• _Records from a dataset_
####################

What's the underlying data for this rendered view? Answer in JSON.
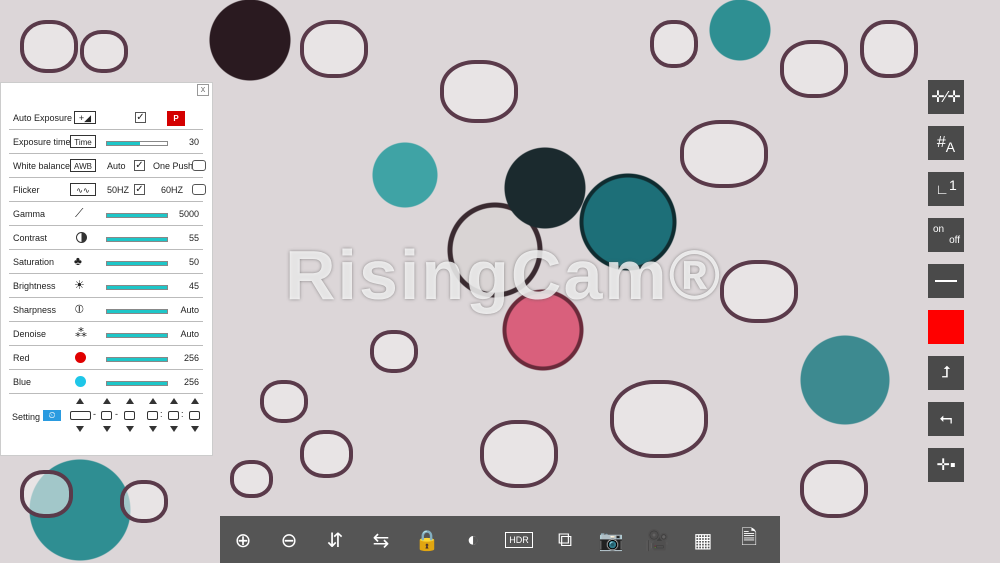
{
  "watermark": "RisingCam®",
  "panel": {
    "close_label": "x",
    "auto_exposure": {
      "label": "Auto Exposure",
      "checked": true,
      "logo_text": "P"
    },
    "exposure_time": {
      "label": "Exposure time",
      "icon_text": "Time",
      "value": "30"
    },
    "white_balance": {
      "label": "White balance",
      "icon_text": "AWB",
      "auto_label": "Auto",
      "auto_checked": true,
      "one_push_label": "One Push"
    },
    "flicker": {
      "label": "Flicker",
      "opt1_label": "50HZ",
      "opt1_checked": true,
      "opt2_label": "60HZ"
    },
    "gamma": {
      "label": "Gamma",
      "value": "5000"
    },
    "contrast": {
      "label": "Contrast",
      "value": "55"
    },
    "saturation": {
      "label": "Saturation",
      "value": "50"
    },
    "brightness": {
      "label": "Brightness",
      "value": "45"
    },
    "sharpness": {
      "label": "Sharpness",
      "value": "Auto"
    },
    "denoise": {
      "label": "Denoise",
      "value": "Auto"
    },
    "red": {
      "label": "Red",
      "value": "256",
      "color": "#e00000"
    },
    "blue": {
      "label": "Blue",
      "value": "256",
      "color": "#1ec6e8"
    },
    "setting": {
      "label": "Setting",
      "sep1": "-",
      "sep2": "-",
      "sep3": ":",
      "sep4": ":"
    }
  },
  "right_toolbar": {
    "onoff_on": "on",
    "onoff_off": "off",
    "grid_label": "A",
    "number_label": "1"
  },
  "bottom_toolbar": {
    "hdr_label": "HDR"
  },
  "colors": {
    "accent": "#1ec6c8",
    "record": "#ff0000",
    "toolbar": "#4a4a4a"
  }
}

####################

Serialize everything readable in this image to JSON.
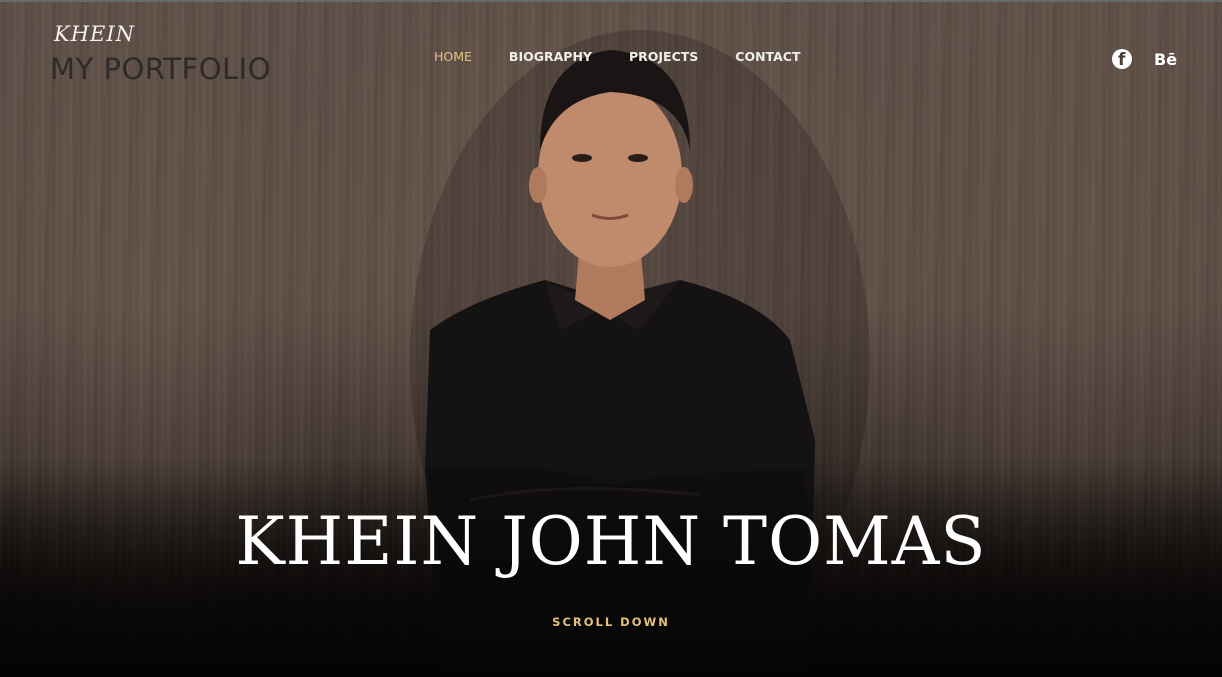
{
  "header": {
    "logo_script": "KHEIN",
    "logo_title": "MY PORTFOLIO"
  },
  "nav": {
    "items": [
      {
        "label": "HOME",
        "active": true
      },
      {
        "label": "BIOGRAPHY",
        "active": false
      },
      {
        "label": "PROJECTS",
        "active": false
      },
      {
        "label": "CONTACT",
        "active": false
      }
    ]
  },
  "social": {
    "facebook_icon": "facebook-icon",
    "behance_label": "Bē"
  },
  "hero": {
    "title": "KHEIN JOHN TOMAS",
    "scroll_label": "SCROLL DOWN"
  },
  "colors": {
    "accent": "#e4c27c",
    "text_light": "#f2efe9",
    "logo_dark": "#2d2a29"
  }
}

####################

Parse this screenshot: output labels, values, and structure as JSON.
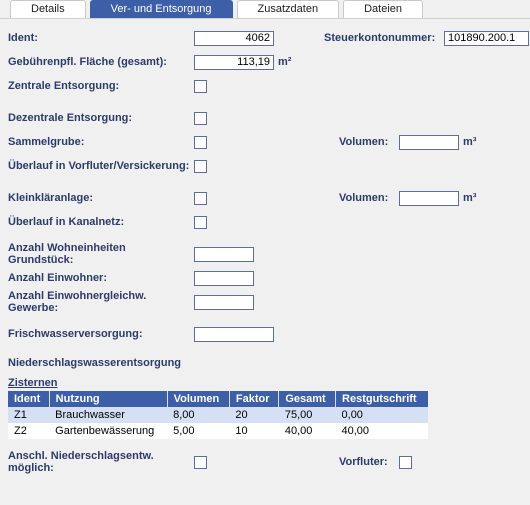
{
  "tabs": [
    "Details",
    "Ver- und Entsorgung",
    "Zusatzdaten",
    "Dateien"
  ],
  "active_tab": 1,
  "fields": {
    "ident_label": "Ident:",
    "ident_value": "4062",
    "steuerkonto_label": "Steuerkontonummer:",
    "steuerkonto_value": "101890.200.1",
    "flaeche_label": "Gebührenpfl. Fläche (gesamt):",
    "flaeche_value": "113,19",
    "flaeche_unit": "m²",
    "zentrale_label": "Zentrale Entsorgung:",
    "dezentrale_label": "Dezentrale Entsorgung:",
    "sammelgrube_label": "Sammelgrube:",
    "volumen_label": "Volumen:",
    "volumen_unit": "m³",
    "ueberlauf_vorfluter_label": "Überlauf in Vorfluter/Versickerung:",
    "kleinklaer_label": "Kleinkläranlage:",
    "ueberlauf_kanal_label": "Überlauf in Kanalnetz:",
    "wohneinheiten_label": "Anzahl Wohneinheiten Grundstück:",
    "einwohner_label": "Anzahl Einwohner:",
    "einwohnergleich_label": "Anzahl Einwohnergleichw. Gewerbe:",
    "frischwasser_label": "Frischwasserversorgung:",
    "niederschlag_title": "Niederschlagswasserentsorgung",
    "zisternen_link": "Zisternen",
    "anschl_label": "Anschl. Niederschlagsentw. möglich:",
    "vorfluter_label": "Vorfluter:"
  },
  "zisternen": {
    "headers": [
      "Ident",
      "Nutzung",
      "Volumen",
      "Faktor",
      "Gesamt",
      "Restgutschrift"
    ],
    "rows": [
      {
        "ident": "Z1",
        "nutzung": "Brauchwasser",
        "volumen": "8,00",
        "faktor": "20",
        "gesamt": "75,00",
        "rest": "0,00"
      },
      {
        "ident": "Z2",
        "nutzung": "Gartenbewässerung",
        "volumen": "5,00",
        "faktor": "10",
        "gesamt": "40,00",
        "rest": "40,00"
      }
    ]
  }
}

####################

• _Problem to solve_
Collect each line containing the string "this".

• _Written reply_
What's the underlying data for this rendered view? Answer in JSON.
Serialize everything readable in this image to JSON.
Parse this screenshot: output labels, values, and structure as JSON.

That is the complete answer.